Collection entries »

+ + +

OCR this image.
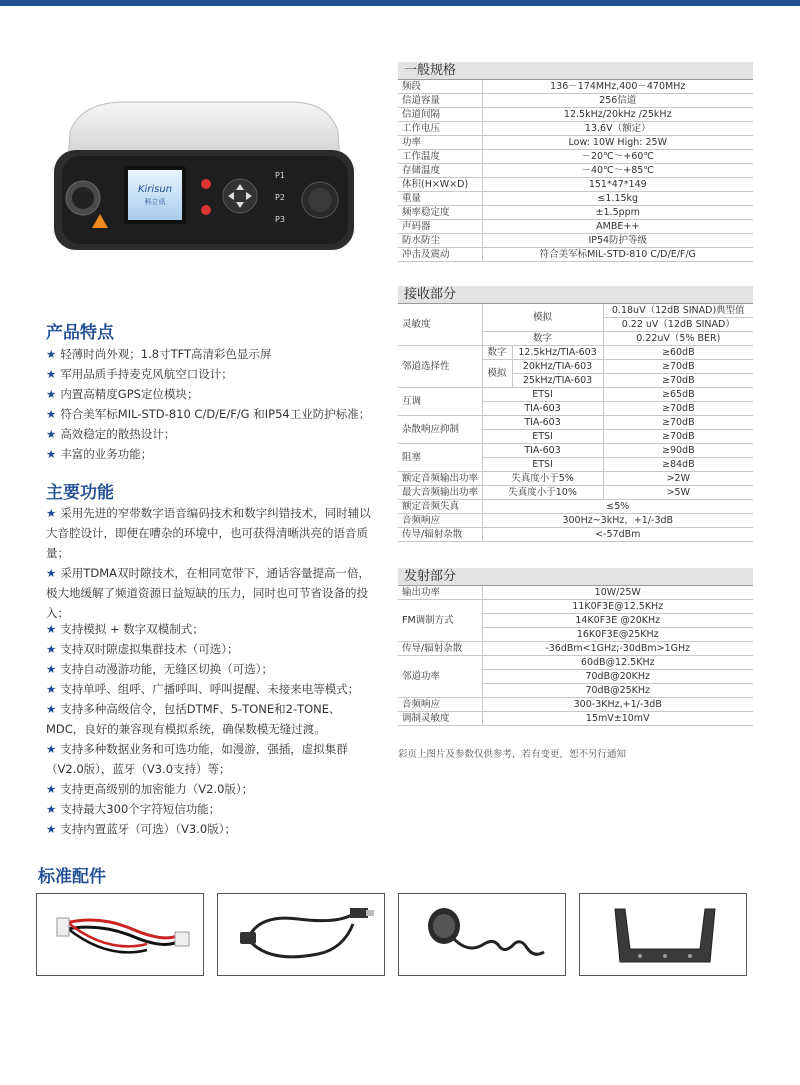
Kirisun
科立讯
P1
P2
P3
产品特点
★ 轻薄时尚外观；1.8寸TFT高清彩色显示屏
★ 军用品质手持麦克风航空口设计；
★ 内置高精度GPS定位模块；
★ 符合美军标MIL-STD-810 C/D/E/F/G 和IP54工业防护标准；
★ 高效稳定的散热设计；
★ 丰富的业务功能；
主要功能
★ 采用先进的窄带数字语音编码技术和数字纠错技术，同时辅以大音腔设计，即便在嘈杂的环境中，也可获得清晰洪亮的语音质量；
★ 采用TDMA双时隙技术，在相同宽带下，通话容量提高一倍，极大地缓解了频道资源日益短缺的压力，同时也可节省设备的投入；
★ 支持模拟 + 数字双模制式；
★ 支持双时隙虚拟集群技术（可选）；
★ 支持自动漫游功能，无缝区切换（可选）；
★ 支持单呼、组呼、广播呼叫、呼叫提醒、未接来电等模式；
★ 支持多种高级信令，包括DTMF、5-TONE和2-TONE、MDC，良好的兼容现有模拟系统，确保数模无缝过渡。
★ 支持多种数据业务和可选功能，如漫游，强插，虚拟集群（V2.0版），蓝牙（V3.0支持）等；
★ 支持更高级别的加密能力（V2.0版）；
★ 支持最大300个字符短信功能；
★ 支持内置蓝牙（可选）（V3.0版）；
一般规格
频段	136－174MHz,400－470MHz
信道容量	256信道
信道间隔	12.5kHz/20kHz /25kHz
工作电压	13.6V（额定）
功率	Low: 10W High: 25W
工作温度	－20℃～+60℃
存储温度	－40℃～+85℃
体积(H×W×D)	151*47*149
重量	≤1.15kg
频率稳定度	±1.5ppm
声码器	AMBE++
防水防尘	IP54防护等级
冲击及震动	符合美军标MIL-STD-810 C/D/E/F/G
接收部分
灵敏度	模拟		0.18uV（12dB SINAD)典型值
			0.22 uV（12dB SINAD）
	数字		0.22uV（5% BER)
邻道选择性	数字	12.5kHz/TIA-603	≥60dB
	模拟	20kHz/TIA-603	≥70dB
		25kHz/TIA-603	≥70dB
互调	ETSI		≥65dB
	TIA-603		≥70dB
杂散响应抑制	TIA-603		≥70dB
	ETSI		≥70dB
阻塞	TIA-603		≥90dB
	ETSI		≥84dB
额定音频输出功率	失真度小于5%		>2W
最大音频输出功率	失真度小于10%		>5W
额定音频失真	≤5%		
音频响应	300Hz~3kHz，+1/-3dB		
传导/辐射杂散	<-57dBm		
发射部分
输出功率	10W/25W
FM调制方式	11K0F3E@12.5KHz
	14K0F3E @20KHz
	16K0F3E@25KHz
传导/辐射杂散	-36dBm<1GHz;-30dBm>1GHz
邻道功率	60dB@12.5KHz
	70dB@20KHz
	70dB@25KHz
音频响应	300-3KHz,+1/-3dB
调制灵敏度	15mV±10mV
彩页上图片及参数仅供参考，若有变更，恕不另行通知
标准配件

+ + +

Task »
Find the word "辐射杂散" in the data and copy out each line where it turns up.

Answer for this exercise »
传导/辐射杂散	<-57dBm		
传导/辐射杂散	-36dBm<1GHz;-30dBm>1GHz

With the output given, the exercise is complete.